Challenge —
In the listing below, locate the lines that hold "label" and copy them.

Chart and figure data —
------------------------
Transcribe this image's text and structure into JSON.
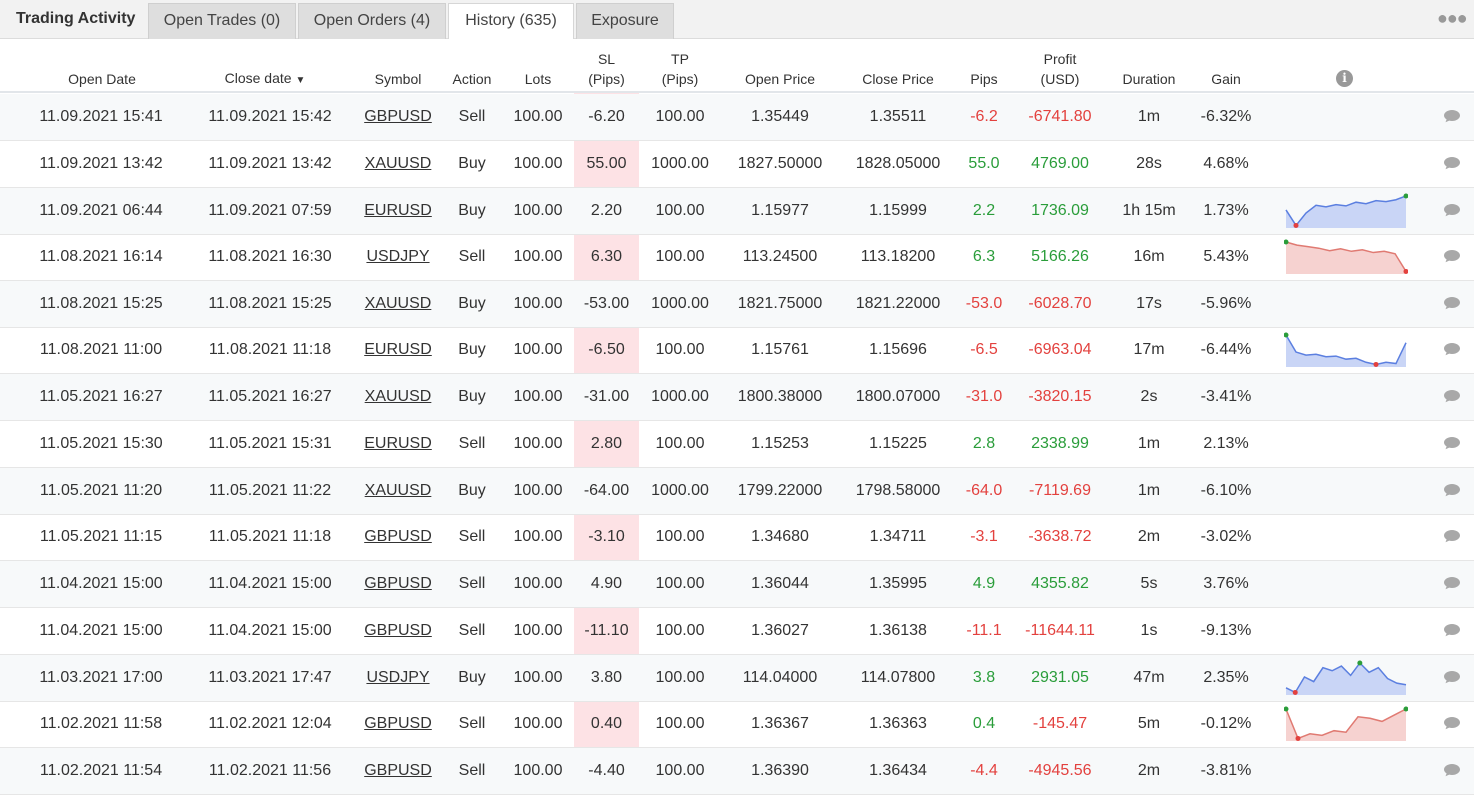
{
  "tabs": {
    "title": "Trading Activity",
    "items": [
      {
        "label": "Open Trades (0)",
        "active": false
      },
      {
        "label": "Open Orders (4)",
        "active": false
      },
      {
        "label": "History (635)",
        "active": true
      },
      {
        "label": "Exposure",
        "active": false
      }
    ],
    "more_icon": "more-dots-icon"
  },
  "columns": {
    "open_date": "Open Date",
    "close_date": "Close date",
    "close_date_sort": "▼",
    "symbol": "Symbol",
    "action": "Action",
    "lots": "Lots",
    "sl_top": "SL",
    "sl_bottom": "(Pips)",
    "tp_top": "TP",
    "tp_bottom": "(Pips)",
    "open_price": "Open Price",
    "close_price": "Close Price",
    "pips": "Pips",
    "profit_top": "Profit",
    "profit_bottom": "(USD)",
    "duration": "Duration",
    "gain": "Gain",
    "info_icon": "i"
  },
  "colors": {
    "positive": "#2a9d3a",
    "negative": "#e3413e",
    "sl_band": "#fde2e5",
    "spark_up_fill": "#c9d5f6",
    "spark_up_line": "#5b7fe0",
    "spark_down_fill": "#f6d2d0",
    "spark_down_line": "#e07a72"
  },
  "rows": [
    {
      "open": "11.09.2021 15:41",
      "close": "11.09.2021 15:42",
      "symbol": "GBPUSD",
      "action": "Sell",
      "lots": "100.00",
      "sl": "-6.20",
      "tp": "100.00",
      "open_price": "1.35449",
      "close_price": "1.35511",
      "pips": "-6.2",
      "profit": "-6741.80",
      "duration": "1m",
      "gain": "-6.32%",
      "sign": "neg",
      "spark": null
    },
    {
      "open": "11.09.2021 13:42",
      "close": "11.09.2021 13:42",
      "symbol": "XAUUSD",
      "action": "Buy",
      "lots": "100.00",
      "sl": "55.00",
      "tp": "1000.00",
      "open_price": "1827.50000",
      "close_price": "1828.05000",
      "pips": "55.0",
      "profit": "4769.00",
      "duration": "28s",
      "gain": "4.68%",
      "sign": "pos",
      "spark": null
    },
    {
      "open": "11.09.2021 06:44",
      "close": "11.09.2021 07:59",
      "symbol": "EURUSD",
      "action": "Buy",
      "lots": "100.00",
      "sl": "2.20",
      "tp": "100.00",
      "open_price": "1.15977",
      "close_price": "1.15999",
      "pips": "2.2",
      "profit": "1736.09",
      "duration": "1h 15m",
      "gain": "1.73%",
      "sign": "pos",
      "spark": {
        "trend": "up",
        "values": [
          0.55,
          0.05,
          0.45,
          0.7,
          0.65,
          0.72,
          0.68,
          0.8,
          0.75,
          0.85,
          0.82,
          0.88,
          1.0
        ]
      }
    },
    {
      "open": "11.08.2021 16:14",
      "close": "11.08.2021 16:30",
      "symbol": "USDJPY",
      "action": "Sell",
      "lots": "100.00",
      "sl": "6.30",
      "tp": "100.00",
      "open_price": "113.24500",
      "close_price": "113.18200",
      "pips": "6.3",
      "profit": "5166.26",
      "duration": "16m",
      "gain": "5.43%",
      "sign": "pos",
      "spark": {
        "trend": "down",
        "values": [
          1.0,
          0.9,
          0.85,
          0.8,
          0.72,
          0.78,
          0.7,
          0.75,
          0.66,
          0.7,
          0.62,
          0.05
        ]
      }
    },
    {
      "open": "11.08.2021 15:25",
      "close": "11.08.2021 15:25",
      "symbol": "XAUUSD",
      "action": "Buy",
      "lots": "100.00",
      "sl": "-53.00",
      "tp": "1000.00",
      "open_price": "1821.75000",
      "close_price": "1821.22000",
      "pips": "-53.0",
      "profit": "-6028.70",
      "duration": "17s",
      "gain": "-5.96%",
      "sign": "neg",
      "spark": null
    },
    {
      "open": "11.08.2021 11:00",
      "close": "11.08.2021 11:18",
      "symbol": "EURUSD",
      "action": "Buy",
      "lots": "100.00",
      "sl": "-6.50",
      "tp": "100.00",
      "open_price": "1.15761",
      "close_price": "1.15696",
      "pips": "-6.5",
      "profit": "-6963.04",
      "duration": "17m",
      "gain": "-6.44%",
      "sign": "neg",
      "spark": {
        "trend": "up",
        "values": [
          1.0,
          0.45,
          0.35,
          0.38,
          0.3,
          0.32,
          0.22,
          0.25,
          0.12,
          0.05,
          0.12,
          0.08,
          0.75
        ]
      }
    },
    {
      "open": "11.05.2021 16:27",
      "close": "11.05.2021 16:27",
      "symbol": "XAUUSD",
      "action": "Buy",
      "lots": "100.00",
      "sl": "-31.00",
      "tp": "1000.00",
      "open_price": "1800.38000",
      "close_price": "1800.07000",
      "pips": "-31.0",
      "profit": "-3820.15",
      "duration": "2s",
      "gain": "-3.41%",
      "sign": "neg",
      "spark": null
    },
    {
      "open": "11.05.2021 15:30",
      "close": "11.05.2021 15:31",
      "symbol": "EURUSD",
      "action": "Sell",
      "lots": "100.00",
      "sl": "2.80",
      "tp": "100.00",
      "open_price": "1.15253",
      "close_price": "1.15225",
      "pips": "2.8",
      "profit": "2338.99",
      "duration": "1m",
      "gain": "2.13%",
      "sign": "pos",
      "spark": null
    },
    {
      "open": "11.05.2021 11:20",
      "close": "11.05.2021 11:22",
      "symbol": "XAUUSD",
      "action": "Buy",
      "lots": "100.00",
      "sl": "-64.00",
      "tp": "1000.00",
      "open_price": "1799.22000",
      "close_price": "1798.58000",
      "pips": "-64.0",
      "profit": "-7119.69",
      "duration": "1m",
      "gain": "-6.10%",
      "sign": "neg",
      "spark": null
    },
    {
      "open": "11.05.2021 11:15",
      "close": "11.05.2021 11:18",
      "symbol": "GBPUSD",
      "action": "Sell",
      "lots": "100.00",
      "sl": "-3.10",
      "tp": "100.00",
      "open_price": "1.34680",
      "close_price": "1.34711",
      "pips": "-3.1",
      "profit": "-3638.72",
      "duration": "2m",
      "gain": "-3.02%",
      "sign": "neg",
      "spark": null
    },
    {
      "open": "11.04.2021 15:00",
      "close": "11.04.2021 15:00",
      "symbol": "GBPUSD",
      "action": "Sell",
      "lots": "100.00",
      "sl": "4.90",
      "tp": "100.00",
      "open_price": "1.36044",
      "close_price": "1.35995",
      "pips": "4.9",
      "profit": "4355.82",
      "duration": "5s",
      "gain": "3.76%",
      "sign": "pos",
      "spark": null
    },
    {
      "open": "11.04.2021 15:00",
      "close": "11.04.2021 15:00",
      "symbol": "GBPUSD",
      "action": "Sell",
      "lots": "100.00",
      "sl": "-11.10",
      "tp": "100.00",
      "open_price": "1.36027",
      "close_price": "1.36138",
      "pips": "-11.1",
      "profit": "-11644.11",
      "duration": "1s",
      "gain": "-9.13%",
      "sign": "neg",
      "spark": null
    },
    {
      "open": "11.03.2021 17:00",
      "close": "11.03.2021 17:47",
      "symbol": "USDJPY",
      "action": "Buy",
      "lots": "100.00",
      "sl": "3.80",
      "tp": "100.00",
      "open_price": "114.04000",
      "close_price": "114.07800",
      "pips": "3.8",
      "profit": "2931.05",
      "duration": "47m",
      "gain": "2.35%",
      "sign": "pos",
      "spark": {
        "trend": "up",
        "values": [
          0.2,
          0.05,
          0.55,
          0.4,
          0.85,
          0.75,
          0.9,
          0.6,
          1.0,
          0.7,
          0.85,
          0.5,
          0.35,
          0.3
        ]
      }
    },
    {
      "open": "11.02.2021 11:58",
      "close": "11.02.2021 12:04",
      "symbol": "GBPUSD",
      "action": "Sell",
      "lots": "100.00",
      "sl": "0.40",
      "tp": "100.00",
      "open_price": "1.36367",
      "close_price": "1.36363",
      "pips": "0.4",
      "profit": "-145.47",
      "duration": "5m",
      "gain": "-0.12%",
      "sign_pips": "pos",
      "sign": "neg",
      "spark": {
        "trend": "down",
        "values": [
          1.0,
          0.05,
          0.2,
          0.15,
          0.3,
          0.25,
          0.75,
          0.7,
          0.6,
          0.8,
          1.0
        ]
      }
    },
    {
      "open": "11.02.2021 11:54",
      "close": "11.02.2021 11:56",
      "symbol": "GBPUSD",
      "action": "Sell",
      "lots": "100.00",
      "sl": "-4.40",
      "tp": "100.00",
      "open_price": "1.36390",
      "close_price": "1.36434",
      "pips": "-4.4",
      "profit": "-4945.56",
      "duration": "2m",
      "gain": "-3.81%",
      "sign": "neg",
      "spark": null
    }
  ]
}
------------------------
Exercise answer —
        "label": "Open Trades (0)",
        "label": "Open Orders (4)",
        "label": "History (635)",
        "label": "Exposure",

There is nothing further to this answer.